[Compiti da svolgere]:
1/ In base all'intervista sul Pescara, stabilisca se le affermazioni (a) Poggio degli Ulivi è nato per l'Angolana, (b) l'intervistato crede nella proprietà frazionata e (c) secondo l'intervistato nel calcio ai massimi livelli si può restare al massimo quattro o cinque anni sono conformi al testo. Per ciascuna risponda sì o no, citando testualmente le parole decisive.
2/ Riformuli come elenco puntato il paragrafo dell'intervista sul Pescara che inizia con «La società di calcio oggi richiede», mantenendone i fatti principali.
##### Brano da leggere
Ma Peppe De Cecco perché è entrato al casinò, sotto sotto pensa di sbancarlo?
«Ma no, per lo stesso motivo per cui ci vanno tutti. Per dimostrare qualcosa a se stesso ma anche agli altri. Anche di essere ricco, perché no? Ma con un progetto di società e un'idea di calcio da sviluppare».

Quindi, tutto programmato, il fallimento ha solo offerto l'occasione.
«Sì, ci pensavo da tempo. Lo sanno tutti. Poggio degli Ulivi è nato per il Pescara, mica per l'Angolana».

E che Pescara c'era nel progetto?
«Una società come quella che abbiasmo realizzato, io credo nella proprietà frazionata, una formula sempre più diffusa, dalla Spagna all'Inghilterra. E adesso ce la stanno copiando anche a Bologna. Abbiamo messo su un bel gruppo, tutta gente che lavora forte, che merita di essere gratificata dalla città».

Più manager meno padroni, insomma?
«La società di calcio oggi richiede un impegno importante, che nessuno può sopportare troppo a lungo perché se no trascura la sua azienda e se va male quella salta tutto. Io credo che nel calcio ai massimi livelli uno può starci quattro cinque anni, non di più. Per me sarà così, anche per tutelare la pace in famiglia. Scherzi a parte, fare questo lavoro realmente cambia la vita».
##########
##### Materiale mostrato
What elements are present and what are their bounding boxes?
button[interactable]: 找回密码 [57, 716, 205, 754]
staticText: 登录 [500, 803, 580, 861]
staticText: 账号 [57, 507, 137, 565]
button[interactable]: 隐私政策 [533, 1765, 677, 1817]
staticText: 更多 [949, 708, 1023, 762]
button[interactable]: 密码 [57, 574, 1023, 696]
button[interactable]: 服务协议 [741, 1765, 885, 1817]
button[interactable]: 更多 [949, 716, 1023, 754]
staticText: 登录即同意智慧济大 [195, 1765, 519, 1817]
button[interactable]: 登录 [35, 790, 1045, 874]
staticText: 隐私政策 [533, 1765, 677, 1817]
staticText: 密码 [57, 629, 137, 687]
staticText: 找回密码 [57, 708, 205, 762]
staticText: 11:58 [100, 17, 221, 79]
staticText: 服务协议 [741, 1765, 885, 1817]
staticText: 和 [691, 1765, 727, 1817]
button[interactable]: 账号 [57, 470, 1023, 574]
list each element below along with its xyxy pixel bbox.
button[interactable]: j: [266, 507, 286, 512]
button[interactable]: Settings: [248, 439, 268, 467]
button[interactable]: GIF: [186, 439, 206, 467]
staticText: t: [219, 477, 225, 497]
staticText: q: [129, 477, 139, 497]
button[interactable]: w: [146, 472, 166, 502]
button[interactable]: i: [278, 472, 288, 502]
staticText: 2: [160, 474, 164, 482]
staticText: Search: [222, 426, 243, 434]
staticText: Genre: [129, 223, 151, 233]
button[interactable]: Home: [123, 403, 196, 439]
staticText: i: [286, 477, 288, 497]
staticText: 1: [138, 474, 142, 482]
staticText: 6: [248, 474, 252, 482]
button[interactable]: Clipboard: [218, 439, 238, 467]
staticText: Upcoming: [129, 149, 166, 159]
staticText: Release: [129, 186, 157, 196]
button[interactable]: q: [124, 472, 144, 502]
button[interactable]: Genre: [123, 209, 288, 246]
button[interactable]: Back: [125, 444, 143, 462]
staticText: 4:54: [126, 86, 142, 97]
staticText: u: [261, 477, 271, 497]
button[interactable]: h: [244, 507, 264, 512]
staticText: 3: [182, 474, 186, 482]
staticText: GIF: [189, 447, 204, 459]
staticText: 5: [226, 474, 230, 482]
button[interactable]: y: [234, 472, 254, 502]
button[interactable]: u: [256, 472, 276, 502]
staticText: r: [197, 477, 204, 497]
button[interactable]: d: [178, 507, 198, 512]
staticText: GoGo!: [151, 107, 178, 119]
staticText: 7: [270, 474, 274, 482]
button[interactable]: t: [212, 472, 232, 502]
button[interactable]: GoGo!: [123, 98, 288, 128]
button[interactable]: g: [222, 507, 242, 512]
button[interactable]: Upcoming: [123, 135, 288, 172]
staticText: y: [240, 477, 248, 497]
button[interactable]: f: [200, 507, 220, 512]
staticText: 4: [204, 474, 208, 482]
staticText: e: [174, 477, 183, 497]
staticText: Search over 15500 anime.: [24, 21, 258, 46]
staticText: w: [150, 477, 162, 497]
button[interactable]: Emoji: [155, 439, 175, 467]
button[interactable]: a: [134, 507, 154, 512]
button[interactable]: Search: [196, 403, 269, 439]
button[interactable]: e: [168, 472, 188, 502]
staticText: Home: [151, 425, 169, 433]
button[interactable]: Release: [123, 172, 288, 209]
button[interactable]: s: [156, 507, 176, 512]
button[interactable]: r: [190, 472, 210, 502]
##########
[Risultati attesi]:
1/
(a) No: «Poggio degli Ulivi è nato per il Pescara, mica per l'Angolana».
(b) Sì: «io credo nella proprietà frazionata».
(c) Sì: «uno può starci quattro cinque anni, non di più».

2/
- Oggi una società di calcio richiede un impegno importante.
- Nessuno può sostenerlo troppo a lungo, perché finirebbe per trascurare la propria azienda, e se questa va male salta tutto.
- Nel calcio ai massimi livelli si può restare quattro o cinque anni, non di più.
- Per l'intervistato sarà così, anche per tutelare la pace in famiglia.
- Fare questo lavoro cambia realmente la vita.